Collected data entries
·····
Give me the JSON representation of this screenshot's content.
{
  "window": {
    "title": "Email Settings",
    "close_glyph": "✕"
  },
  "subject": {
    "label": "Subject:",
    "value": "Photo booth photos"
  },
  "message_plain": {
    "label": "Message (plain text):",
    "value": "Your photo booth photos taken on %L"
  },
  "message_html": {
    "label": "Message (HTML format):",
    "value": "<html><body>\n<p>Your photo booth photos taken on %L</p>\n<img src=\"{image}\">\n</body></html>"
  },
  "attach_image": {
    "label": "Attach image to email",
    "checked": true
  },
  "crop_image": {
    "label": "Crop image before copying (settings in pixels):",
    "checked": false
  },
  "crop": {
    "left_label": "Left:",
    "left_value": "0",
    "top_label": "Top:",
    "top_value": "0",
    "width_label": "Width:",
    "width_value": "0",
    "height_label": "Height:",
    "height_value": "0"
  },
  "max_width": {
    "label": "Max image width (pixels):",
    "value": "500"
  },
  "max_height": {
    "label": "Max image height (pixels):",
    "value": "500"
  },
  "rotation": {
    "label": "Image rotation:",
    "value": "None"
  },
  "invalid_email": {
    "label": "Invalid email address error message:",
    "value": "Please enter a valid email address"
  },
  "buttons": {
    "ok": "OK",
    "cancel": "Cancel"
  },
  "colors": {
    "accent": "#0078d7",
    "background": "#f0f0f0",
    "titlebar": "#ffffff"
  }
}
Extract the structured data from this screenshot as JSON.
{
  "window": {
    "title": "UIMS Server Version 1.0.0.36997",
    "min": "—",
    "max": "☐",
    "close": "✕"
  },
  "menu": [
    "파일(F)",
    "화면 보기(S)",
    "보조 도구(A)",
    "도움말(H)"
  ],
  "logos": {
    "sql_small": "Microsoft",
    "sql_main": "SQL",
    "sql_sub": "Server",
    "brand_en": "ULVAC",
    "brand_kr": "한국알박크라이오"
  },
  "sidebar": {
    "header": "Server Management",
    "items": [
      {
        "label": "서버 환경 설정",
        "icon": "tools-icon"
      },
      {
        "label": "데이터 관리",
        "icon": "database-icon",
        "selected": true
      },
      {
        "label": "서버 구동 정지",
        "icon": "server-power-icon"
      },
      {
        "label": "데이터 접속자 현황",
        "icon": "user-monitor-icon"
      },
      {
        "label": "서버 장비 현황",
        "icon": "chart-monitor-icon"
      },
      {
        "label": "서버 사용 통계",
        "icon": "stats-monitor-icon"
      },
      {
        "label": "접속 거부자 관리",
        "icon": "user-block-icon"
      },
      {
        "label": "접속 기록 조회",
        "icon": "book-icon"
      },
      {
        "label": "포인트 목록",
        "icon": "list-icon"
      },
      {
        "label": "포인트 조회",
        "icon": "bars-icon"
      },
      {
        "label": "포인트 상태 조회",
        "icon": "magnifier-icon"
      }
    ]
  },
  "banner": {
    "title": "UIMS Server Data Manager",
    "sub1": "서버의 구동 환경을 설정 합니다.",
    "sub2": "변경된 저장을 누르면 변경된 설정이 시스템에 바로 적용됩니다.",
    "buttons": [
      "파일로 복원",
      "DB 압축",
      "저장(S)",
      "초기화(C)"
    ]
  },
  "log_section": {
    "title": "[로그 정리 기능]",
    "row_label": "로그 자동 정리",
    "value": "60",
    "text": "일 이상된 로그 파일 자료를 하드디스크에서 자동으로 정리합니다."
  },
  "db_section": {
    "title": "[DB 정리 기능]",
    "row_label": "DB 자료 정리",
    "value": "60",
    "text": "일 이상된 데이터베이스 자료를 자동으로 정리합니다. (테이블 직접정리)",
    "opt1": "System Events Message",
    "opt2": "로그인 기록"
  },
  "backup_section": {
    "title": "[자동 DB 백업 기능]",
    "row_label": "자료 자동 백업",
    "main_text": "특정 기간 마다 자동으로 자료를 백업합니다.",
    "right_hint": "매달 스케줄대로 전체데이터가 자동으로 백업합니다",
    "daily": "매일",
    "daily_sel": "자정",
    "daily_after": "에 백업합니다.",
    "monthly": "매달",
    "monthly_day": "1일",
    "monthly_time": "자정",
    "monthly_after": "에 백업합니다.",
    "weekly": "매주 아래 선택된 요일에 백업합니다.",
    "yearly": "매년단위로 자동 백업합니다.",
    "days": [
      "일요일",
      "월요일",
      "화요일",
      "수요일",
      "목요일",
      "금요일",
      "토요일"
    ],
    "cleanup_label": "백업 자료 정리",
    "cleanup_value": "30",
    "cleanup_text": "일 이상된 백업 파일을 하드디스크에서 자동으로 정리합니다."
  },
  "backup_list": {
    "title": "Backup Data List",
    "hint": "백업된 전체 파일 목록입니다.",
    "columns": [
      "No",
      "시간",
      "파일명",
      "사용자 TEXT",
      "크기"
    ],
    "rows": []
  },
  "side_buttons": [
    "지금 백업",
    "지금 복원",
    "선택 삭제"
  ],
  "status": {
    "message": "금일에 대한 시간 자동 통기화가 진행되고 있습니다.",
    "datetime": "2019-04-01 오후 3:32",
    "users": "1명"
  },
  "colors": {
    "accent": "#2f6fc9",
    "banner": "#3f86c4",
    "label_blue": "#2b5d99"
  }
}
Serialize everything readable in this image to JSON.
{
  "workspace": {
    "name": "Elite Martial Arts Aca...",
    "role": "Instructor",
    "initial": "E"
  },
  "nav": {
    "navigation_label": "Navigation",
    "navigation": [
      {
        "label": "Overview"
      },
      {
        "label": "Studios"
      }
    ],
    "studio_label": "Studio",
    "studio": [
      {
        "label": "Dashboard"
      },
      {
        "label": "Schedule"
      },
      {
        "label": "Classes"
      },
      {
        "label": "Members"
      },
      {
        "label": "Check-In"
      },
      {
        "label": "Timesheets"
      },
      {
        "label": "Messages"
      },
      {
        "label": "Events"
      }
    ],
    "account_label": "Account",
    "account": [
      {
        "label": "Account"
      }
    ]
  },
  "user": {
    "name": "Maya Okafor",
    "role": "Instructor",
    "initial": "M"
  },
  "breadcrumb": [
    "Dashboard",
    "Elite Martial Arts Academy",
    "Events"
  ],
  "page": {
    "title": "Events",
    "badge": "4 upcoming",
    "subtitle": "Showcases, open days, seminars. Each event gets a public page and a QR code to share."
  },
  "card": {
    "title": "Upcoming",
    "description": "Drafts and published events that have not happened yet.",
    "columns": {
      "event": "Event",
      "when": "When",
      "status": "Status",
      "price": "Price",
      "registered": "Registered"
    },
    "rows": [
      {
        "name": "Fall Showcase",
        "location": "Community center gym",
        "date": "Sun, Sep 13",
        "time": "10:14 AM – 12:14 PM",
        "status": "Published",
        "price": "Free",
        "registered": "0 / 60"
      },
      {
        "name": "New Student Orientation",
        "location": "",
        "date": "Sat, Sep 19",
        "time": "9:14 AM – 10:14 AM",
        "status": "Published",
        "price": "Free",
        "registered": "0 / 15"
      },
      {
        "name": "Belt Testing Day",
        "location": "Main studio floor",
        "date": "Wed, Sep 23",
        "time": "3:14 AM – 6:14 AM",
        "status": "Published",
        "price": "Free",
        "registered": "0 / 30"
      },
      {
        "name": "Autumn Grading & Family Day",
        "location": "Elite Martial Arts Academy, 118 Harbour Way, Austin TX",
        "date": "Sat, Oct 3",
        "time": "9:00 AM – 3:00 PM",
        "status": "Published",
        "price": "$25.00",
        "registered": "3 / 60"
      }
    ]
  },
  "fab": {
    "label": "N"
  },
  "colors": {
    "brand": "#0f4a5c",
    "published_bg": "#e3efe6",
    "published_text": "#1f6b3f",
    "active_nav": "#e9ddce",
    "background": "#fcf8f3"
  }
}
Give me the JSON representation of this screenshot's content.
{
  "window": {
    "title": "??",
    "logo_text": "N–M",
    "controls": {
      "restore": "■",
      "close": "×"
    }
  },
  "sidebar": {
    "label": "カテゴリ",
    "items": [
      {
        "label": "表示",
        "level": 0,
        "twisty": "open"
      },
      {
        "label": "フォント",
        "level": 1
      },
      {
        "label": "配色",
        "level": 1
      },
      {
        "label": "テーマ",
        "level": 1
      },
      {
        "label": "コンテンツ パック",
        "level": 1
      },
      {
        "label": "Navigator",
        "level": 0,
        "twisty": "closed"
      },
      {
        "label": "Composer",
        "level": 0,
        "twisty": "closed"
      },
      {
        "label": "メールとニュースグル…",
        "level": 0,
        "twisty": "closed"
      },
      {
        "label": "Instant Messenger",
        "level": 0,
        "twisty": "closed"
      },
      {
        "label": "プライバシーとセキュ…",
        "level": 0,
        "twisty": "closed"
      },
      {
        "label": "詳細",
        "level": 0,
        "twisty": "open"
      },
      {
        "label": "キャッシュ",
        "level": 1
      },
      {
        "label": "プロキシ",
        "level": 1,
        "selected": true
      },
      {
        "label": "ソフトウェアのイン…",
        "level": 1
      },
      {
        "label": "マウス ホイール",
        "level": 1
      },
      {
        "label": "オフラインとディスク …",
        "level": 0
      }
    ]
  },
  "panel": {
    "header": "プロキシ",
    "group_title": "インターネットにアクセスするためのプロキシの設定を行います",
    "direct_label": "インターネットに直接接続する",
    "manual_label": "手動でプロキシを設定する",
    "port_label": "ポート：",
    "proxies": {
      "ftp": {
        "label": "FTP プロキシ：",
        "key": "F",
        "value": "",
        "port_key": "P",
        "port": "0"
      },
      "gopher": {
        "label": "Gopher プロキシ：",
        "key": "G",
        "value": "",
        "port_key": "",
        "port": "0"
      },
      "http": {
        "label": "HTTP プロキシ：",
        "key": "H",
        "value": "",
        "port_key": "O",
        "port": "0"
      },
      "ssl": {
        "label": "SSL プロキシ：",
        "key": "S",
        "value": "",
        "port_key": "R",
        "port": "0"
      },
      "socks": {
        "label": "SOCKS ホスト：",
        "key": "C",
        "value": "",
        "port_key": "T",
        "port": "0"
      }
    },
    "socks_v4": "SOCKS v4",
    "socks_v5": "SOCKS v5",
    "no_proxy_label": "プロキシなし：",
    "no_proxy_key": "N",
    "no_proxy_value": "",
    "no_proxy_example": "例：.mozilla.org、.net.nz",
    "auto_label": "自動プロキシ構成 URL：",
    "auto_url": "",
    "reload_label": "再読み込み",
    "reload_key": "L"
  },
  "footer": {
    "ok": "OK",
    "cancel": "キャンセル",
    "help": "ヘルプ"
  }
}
·····
Check each line of the records above for "page", and copy those that have it.

**SOLUTION:**
  "page": {
    "subtitle": "Showcases, open days, seminars. Each event gets a public page and a QR code to share."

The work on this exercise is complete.